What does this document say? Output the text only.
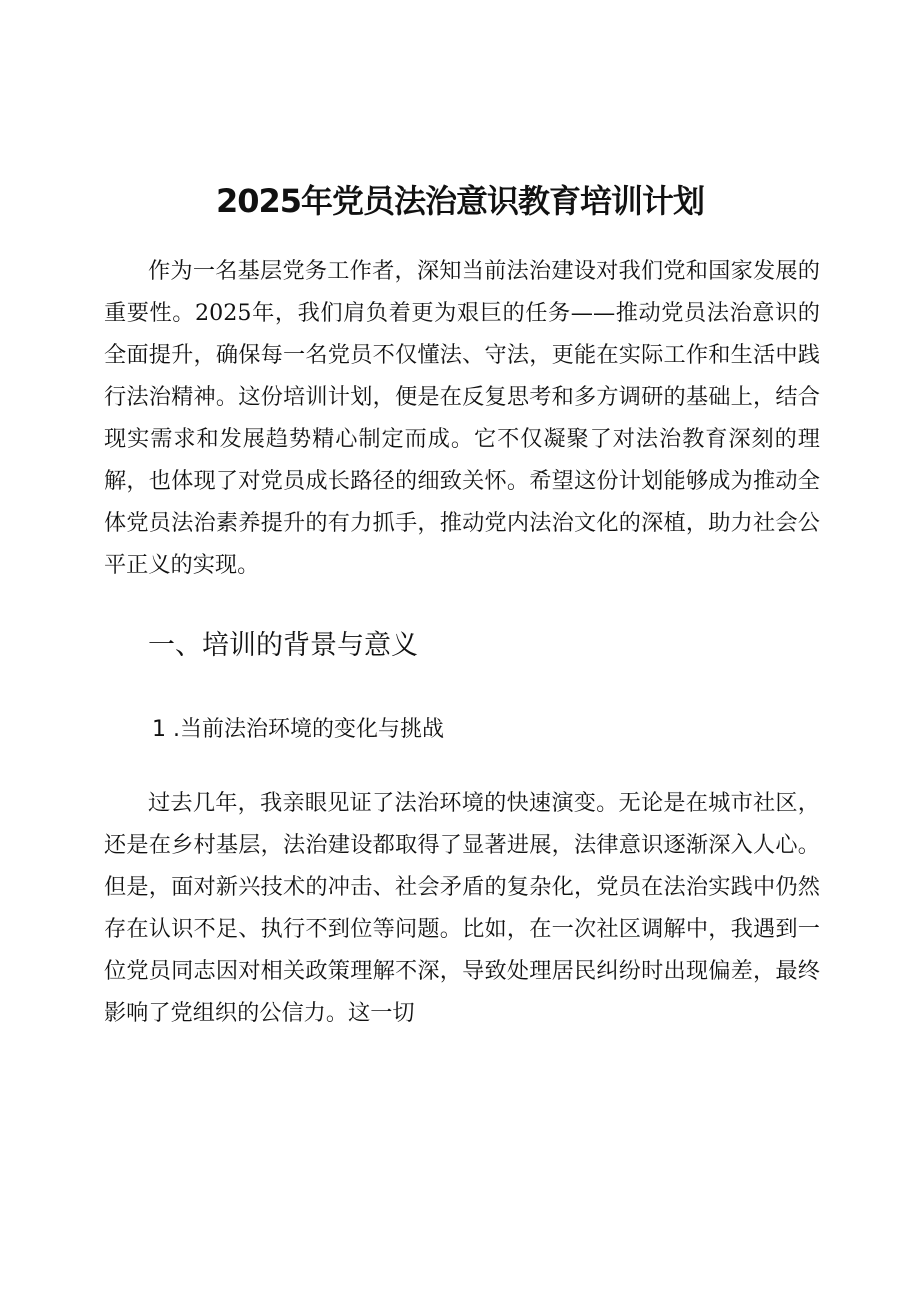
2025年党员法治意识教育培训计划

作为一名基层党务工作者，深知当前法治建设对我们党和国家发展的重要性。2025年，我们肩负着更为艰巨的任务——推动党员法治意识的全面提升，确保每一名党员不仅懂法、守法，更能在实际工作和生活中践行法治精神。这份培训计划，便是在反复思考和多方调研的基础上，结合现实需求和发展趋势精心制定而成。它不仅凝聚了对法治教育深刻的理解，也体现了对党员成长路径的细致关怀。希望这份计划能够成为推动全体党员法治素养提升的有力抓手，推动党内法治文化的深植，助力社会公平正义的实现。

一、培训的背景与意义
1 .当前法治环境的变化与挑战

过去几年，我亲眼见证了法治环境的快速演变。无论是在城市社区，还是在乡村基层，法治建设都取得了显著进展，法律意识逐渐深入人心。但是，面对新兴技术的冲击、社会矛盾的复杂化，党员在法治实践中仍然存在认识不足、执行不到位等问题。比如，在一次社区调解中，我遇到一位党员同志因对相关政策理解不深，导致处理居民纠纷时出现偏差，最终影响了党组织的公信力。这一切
==================================================
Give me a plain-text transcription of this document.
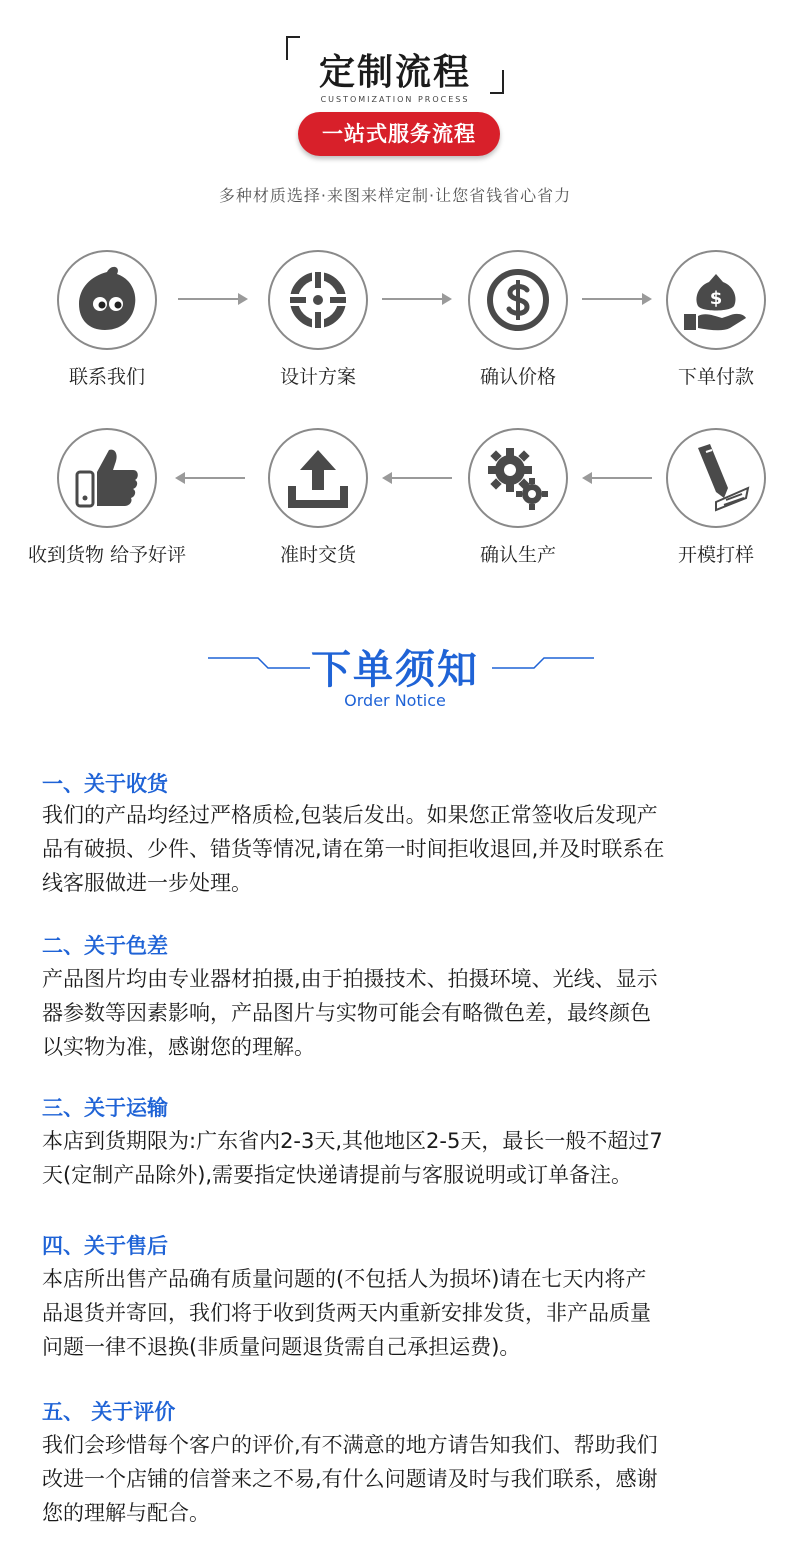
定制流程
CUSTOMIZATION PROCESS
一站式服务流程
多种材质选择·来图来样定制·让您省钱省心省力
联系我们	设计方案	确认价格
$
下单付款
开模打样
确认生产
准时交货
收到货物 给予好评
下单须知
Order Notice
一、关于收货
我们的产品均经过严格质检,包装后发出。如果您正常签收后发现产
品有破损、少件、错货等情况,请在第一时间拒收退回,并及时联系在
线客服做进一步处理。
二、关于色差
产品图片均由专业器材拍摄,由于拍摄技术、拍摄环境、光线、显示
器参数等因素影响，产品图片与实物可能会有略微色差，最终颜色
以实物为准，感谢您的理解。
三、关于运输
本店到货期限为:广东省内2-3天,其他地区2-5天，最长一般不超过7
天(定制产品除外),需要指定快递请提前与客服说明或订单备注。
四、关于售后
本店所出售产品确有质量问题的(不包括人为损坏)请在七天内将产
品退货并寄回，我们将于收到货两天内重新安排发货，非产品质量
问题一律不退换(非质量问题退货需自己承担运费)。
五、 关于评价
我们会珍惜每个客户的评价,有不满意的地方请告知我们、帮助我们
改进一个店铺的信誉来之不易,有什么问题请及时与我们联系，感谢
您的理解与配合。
==================================================
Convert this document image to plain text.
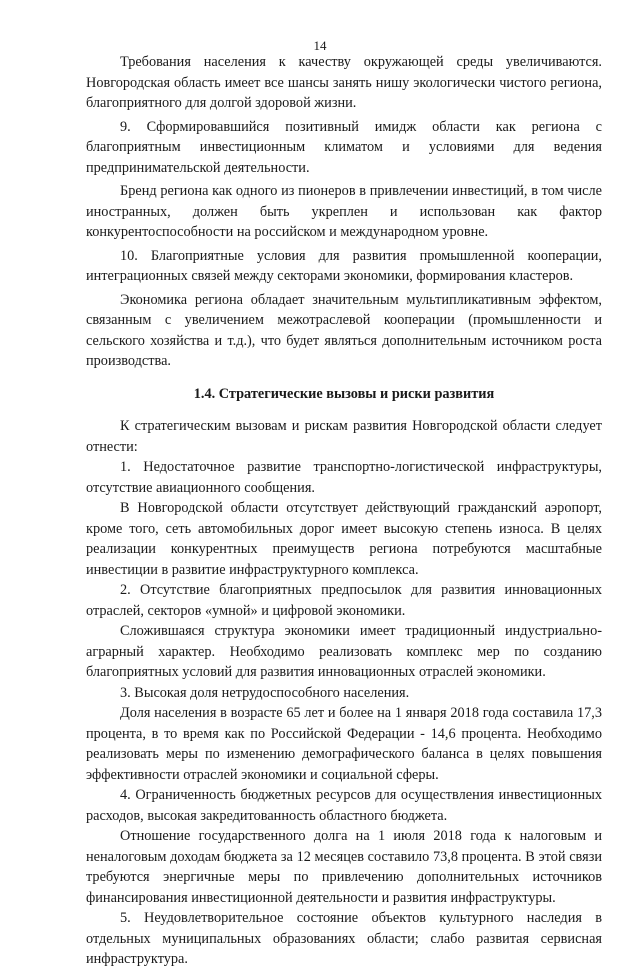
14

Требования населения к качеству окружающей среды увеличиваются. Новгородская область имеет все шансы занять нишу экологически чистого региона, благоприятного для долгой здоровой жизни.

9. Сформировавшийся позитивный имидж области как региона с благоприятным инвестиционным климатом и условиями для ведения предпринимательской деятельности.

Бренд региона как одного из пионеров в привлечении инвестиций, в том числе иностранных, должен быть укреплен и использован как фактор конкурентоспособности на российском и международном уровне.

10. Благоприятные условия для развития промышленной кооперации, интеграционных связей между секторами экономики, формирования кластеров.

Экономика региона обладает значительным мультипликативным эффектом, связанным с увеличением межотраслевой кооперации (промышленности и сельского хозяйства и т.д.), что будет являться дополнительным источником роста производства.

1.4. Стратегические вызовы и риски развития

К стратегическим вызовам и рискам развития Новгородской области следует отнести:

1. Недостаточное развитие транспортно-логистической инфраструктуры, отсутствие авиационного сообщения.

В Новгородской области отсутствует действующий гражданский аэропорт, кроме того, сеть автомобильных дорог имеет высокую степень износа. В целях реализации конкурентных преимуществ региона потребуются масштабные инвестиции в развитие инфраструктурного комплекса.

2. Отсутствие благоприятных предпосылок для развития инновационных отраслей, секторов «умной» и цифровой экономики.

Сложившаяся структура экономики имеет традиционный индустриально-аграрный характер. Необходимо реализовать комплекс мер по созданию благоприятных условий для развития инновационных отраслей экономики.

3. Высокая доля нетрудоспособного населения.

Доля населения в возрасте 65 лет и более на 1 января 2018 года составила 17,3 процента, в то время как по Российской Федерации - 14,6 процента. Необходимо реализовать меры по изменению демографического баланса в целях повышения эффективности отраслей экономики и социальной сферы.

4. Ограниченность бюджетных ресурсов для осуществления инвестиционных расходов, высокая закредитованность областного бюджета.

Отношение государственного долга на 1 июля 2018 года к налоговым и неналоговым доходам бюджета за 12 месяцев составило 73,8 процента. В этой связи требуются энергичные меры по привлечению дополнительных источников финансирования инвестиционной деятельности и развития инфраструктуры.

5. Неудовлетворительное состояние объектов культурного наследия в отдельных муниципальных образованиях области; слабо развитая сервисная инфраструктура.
==================================================
◆ Job ◆
Report every line containing the word "года" from the listing above.

◆ Output of the exercise ◆
Доля населения в возрасте 65 лет и более на 1 января 2018 года составила 17,3 процента, в то время как по Российской Федерации - 14,6 процента. Необходимо реализовать меры по изменению демографического баланса в целях повышения эффективности отраслей экономики и социальной сферы.
Отношение государственного долга на 1 июля 2018 года к налоговым и неналоговым доходам бюджета за 12 месяцев составило 73,8 процента. В этой связи требуются энергичные меры по привлечению дополнительных источников финансирования инвестиционной деятельности и развития инфраструктуры.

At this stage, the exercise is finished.